Take every line where the string "风生水起" appears and copy it.

Stored data
****

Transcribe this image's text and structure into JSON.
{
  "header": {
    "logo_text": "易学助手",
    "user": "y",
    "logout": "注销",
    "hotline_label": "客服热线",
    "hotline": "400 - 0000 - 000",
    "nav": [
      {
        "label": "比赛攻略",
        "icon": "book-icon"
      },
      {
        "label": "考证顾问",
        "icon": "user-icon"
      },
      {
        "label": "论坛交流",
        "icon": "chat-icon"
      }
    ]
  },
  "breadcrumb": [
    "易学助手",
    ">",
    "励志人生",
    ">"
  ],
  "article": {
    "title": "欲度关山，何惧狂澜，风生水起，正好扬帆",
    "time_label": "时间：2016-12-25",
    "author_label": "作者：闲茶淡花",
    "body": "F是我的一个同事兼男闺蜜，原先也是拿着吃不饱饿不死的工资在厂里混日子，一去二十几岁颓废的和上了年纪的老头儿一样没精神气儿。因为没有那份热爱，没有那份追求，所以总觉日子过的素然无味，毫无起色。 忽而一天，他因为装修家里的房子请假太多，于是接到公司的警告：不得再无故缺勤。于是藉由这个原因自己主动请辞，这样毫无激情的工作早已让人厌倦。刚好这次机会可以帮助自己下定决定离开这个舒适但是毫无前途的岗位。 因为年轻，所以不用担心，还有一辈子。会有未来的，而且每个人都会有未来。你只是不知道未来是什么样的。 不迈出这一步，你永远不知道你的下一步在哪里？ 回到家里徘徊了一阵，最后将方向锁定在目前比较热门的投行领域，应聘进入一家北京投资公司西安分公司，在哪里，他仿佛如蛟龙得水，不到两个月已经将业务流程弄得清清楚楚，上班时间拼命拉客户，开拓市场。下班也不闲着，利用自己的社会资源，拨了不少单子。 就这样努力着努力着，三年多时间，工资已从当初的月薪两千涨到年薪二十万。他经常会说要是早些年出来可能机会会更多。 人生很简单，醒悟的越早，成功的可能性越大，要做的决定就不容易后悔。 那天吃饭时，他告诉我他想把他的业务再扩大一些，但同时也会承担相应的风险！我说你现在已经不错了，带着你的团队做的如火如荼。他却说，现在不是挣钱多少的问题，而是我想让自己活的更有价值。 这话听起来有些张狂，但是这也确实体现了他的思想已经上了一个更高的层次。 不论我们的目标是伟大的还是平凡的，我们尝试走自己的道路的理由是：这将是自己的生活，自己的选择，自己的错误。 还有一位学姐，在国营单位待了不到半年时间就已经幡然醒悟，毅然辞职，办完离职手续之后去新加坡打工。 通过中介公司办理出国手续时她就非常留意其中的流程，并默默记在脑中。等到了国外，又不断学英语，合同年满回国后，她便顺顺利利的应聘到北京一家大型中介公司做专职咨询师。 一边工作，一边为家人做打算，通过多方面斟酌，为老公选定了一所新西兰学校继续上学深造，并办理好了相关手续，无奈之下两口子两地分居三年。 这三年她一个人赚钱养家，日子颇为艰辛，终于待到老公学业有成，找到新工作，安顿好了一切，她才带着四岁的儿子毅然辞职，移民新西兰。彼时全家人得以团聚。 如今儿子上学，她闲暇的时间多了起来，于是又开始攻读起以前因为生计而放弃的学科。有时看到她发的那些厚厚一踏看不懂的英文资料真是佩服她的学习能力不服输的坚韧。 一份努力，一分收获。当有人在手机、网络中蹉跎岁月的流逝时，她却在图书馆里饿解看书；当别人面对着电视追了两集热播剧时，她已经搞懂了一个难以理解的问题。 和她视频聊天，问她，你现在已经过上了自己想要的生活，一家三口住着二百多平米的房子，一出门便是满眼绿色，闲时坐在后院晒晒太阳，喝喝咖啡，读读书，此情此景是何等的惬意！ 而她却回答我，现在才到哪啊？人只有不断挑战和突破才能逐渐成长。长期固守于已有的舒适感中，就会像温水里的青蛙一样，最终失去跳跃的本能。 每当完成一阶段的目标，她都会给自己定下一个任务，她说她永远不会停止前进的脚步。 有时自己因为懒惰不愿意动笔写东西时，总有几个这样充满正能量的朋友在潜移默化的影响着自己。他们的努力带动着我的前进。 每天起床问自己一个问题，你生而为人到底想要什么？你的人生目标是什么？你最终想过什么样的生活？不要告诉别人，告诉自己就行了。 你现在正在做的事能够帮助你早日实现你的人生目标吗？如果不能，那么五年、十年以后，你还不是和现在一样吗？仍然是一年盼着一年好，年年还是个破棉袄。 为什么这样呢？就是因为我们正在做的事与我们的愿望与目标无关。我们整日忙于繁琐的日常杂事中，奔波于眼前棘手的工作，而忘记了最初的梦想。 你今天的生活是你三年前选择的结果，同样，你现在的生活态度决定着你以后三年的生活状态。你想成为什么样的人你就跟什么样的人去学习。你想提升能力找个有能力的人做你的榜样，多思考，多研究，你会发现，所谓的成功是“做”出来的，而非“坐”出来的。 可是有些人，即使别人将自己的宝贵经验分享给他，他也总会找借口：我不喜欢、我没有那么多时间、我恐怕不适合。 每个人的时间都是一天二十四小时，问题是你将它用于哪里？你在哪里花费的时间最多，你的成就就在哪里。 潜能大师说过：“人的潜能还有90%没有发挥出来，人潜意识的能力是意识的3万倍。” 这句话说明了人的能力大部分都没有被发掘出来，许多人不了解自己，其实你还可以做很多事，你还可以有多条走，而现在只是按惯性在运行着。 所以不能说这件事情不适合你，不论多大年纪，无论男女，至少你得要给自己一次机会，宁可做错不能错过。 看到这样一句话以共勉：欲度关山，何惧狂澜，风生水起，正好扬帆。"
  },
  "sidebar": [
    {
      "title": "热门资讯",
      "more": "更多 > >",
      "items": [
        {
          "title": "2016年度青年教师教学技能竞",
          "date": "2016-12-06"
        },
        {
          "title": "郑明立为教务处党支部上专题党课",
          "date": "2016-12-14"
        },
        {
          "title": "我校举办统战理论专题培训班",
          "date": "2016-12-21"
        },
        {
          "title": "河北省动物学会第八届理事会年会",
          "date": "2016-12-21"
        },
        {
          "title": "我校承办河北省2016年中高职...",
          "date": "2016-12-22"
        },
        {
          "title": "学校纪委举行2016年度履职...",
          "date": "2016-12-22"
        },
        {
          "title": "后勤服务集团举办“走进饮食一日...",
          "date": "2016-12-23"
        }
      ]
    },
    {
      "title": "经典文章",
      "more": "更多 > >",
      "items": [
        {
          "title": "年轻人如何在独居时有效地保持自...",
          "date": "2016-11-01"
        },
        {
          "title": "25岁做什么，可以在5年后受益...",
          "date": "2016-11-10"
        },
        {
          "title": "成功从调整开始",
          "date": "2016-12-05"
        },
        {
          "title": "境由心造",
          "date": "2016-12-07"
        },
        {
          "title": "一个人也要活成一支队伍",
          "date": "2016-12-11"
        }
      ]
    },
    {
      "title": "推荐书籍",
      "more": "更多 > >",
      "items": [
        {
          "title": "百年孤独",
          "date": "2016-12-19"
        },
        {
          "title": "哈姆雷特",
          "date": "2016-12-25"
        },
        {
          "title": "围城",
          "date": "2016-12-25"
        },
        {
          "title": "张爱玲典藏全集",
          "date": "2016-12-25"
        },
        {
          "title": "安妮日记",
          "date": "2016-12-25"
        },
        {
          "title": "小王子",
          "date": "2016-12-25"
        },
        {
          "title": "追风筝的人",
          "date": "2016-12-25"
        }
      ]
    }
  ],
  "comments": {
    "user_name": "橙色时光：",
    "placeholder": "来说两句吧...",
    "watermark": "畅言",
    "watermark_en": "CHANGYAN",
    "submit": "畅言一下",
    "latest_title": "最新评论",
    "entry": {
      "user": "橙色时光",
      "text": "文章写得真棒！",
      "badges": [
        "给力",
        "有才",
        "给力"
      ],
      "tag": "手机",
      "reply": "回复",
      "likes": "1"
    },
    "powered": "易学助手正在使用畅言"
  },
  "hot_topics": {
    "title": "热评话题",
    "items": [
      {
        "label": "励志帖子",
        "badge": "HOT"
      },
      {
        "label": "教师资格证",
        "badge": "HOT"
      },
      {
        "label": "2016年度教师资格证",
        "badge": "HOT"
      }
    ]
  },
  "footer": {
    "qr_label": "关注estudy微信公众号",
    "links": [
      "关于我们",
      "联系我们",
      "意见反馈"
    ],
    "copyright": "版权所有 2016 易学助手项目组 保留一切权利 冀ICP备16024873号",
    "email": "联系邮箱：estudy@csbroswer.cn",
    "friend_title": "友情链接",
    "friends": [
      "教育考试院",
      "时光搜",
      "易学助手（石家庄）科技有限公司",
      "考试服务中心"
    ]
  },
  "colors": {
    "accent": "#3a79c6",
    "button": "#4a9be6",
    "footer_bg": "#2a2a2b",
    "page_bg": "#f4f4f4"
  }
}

****

- _Written reply_
    "title": "欲度关山，何惧狂澜，风生水起，正好扬帆",
    "body": "F是我的一个同事兼男闺蜜，原先也是拿着吃不饱饿不死的工资在厂里混日子，一去二十几岁颓废的和上了年纪的老头儿一样没精神气儿。因为没有那份热爱，没有那份追求，所以总觉日子过的素然无味，毫无起色。 忽而一天，他因为装修家里的房子请假太多，于是接到公司的警告：不得再无故缺勤。于是藉由这个原因自己主动请辞，这样毫无激情的工作早已让人厌倦。刚好这次机会可以帮助自己下定决定离开这个舒适但是毫无前途的岗位。 因为年轻，所以不用担心，还有一辈子。会有未来的，而且每个人都会有未来。你只是不知道未来是什么样的。 不迈出这一步，你永远不知道你的下一步在哪里？ 回到家里徘徊了一阵，最后将方向锁定在目前比较热门的投行领域，应聘进入一家北京投资公司西安分公司，在哪里，他仿佛如蛟龙得水，不到两个月已经将业务流程弄得清清楚楚，上班时间拼命拉客户，开拓市场。下班也不闲着，利用自己的社会资源，拨了不少单子。 就这样努力着努力着，三年多时间，工资已从当初的月薪两千涨到年薪二十万。他经常会说要是早些年出来可能机会会更多。 人生很简单，醒悟的越早，成功的可能性越大，要做的决定就不容易后悔。 那天吃饭时，他告诉我他想把他的业务再扩大一些，但同时也会承担相应的风险！我说你现在已经不错了，带着你的团队做的如火如荼。他却说，现在不是挣钱多少的问题，而是我想让自己活的更有价值。 这话听起来有些张狂，但是这也确实体现了他的思想已经上了一个更高的层次。 不论我们的目标是伟大的还是平凡的，我们尝试走自己的道路的理由是：这将是自己的生活，自己的选择，自己的错误。 还有一位学姐，在国营单位待了不到半年时间就已经幡然醒悟，毅然辞职，办完离职手续之后去新加坡打工。 通过中介公司办理出国手续时她就非常留意其中的流程，并默默记在脑中。等到了国外，又不断学英语，合同年满回国后，她便顺顺利利的应聘到北京一家大型中介公司做专职咨询师。 一边工作，一边为家人做打算，通过多方面斟酌，为老公选定了一所新西兰学校继续上学深造，并办理好了相关手续，无奈之下两口子两地分居三年。 这三年她一个人赚钱养家，日子颇为艰辛，终于待到老公学业有成，找到新工作，安顿好了一切，她才带着四岁的儿子毅然辞职，移民新西兰。彼时全家人得以团聚。 如今儿子上学，她闲暇的时间多了起来，于是又开始攻读起以前因为生计而放弃的学科。有时看到她发的那些厚厚一踏看不懂的英文资料真是佩服她的学习能力不服输的坚韧。 一份努力，一分收获。当有人在手机、网络中蹉跎岁月的流逝时，她却在图书馆里饿解看书；当别人面对着电视追了两集热播剧时，她已经搞懂了一个难以理解的问题。 和她视频聊天，问她，你现在已经过上了自己想要的生活，一家三口住着二百多平米的房子，一出门便是满眼绿色，闲时坐在后院晒晒太阳，喝喝咖啡，读读书，此情此景是何等的惬意！ 而她却回答我，现在才到哪啊？人只有不断挑战和突破才能逐渐成长。长期固守于已有的舒适感中，就会像温水里的青蛙一样，最终失去跳跃的本能。 每当完成一阶段的目标，她都会给自己定下一个任务，她说她永远不会停止前进的脚步。 有时自己因为懒惰不愿意动笔写东西时，总有几个这样充满正能量的朋友在潜移默化的影响着自己。他们的努力带动着我的前进。 每天起床问自己一个问题，你生而为人到底想要什么？你的人生目标是什么？你最终想过什么样的生活？不要告诉别人，告诉自己就行了。 你现在正在做的事能够帮助你早日实现你的人生目标吗？如果不能，那么五年、十年以后，你还不是和现在一样吗？仍然是一年盼着一年好，年年还是个破棉袄。 为什么这样呢？就是因为我们正在做的事与我们的愿望与目标无关。我们整日忙于繁琐的日常杂事中，奔波于眼前棘手的工作，而忘记了最初的梦想。 你今天的生活是你三年前选择的结果，同样，你现在的生活态度决定着你以后三年的生活状态。你想成为什么样的人你就跟什么样的人去学习。你想提升能力找个有能力的人做你的榜样，多思考，多研究，你会发现，所谓的成功是“做”出来的，而非“坐”出来的。 可是有些人，即使别人将自己的宝贵经验分享给他，他也总会找借口：我不喜欢、我没有那么多时间、我恐怕不适合。 每个人的时间都是一天二十四小时，问题是你将它用于哪里？你在哪里花费的时间最多，你的成就就在哪里。 潜能大师说过：“人的潜能还有90%没有发挥出来，人潜意识的能力是意识的3万倍。” 这句话说明了人的能力大部分都没有被发掘出来，许多人不了解自己，其实你还可以做很多事，你还可以有多条走，而现在只是按惯性在运行着。 所以不能说这件事情不适合你，不论多大年纪，无论男女，至少你得要给自己一次机会，宁可做错不能错过。 看到这样一句话以共勉：欲度关山，何惧狂澜，风生水起，正好扬帆。"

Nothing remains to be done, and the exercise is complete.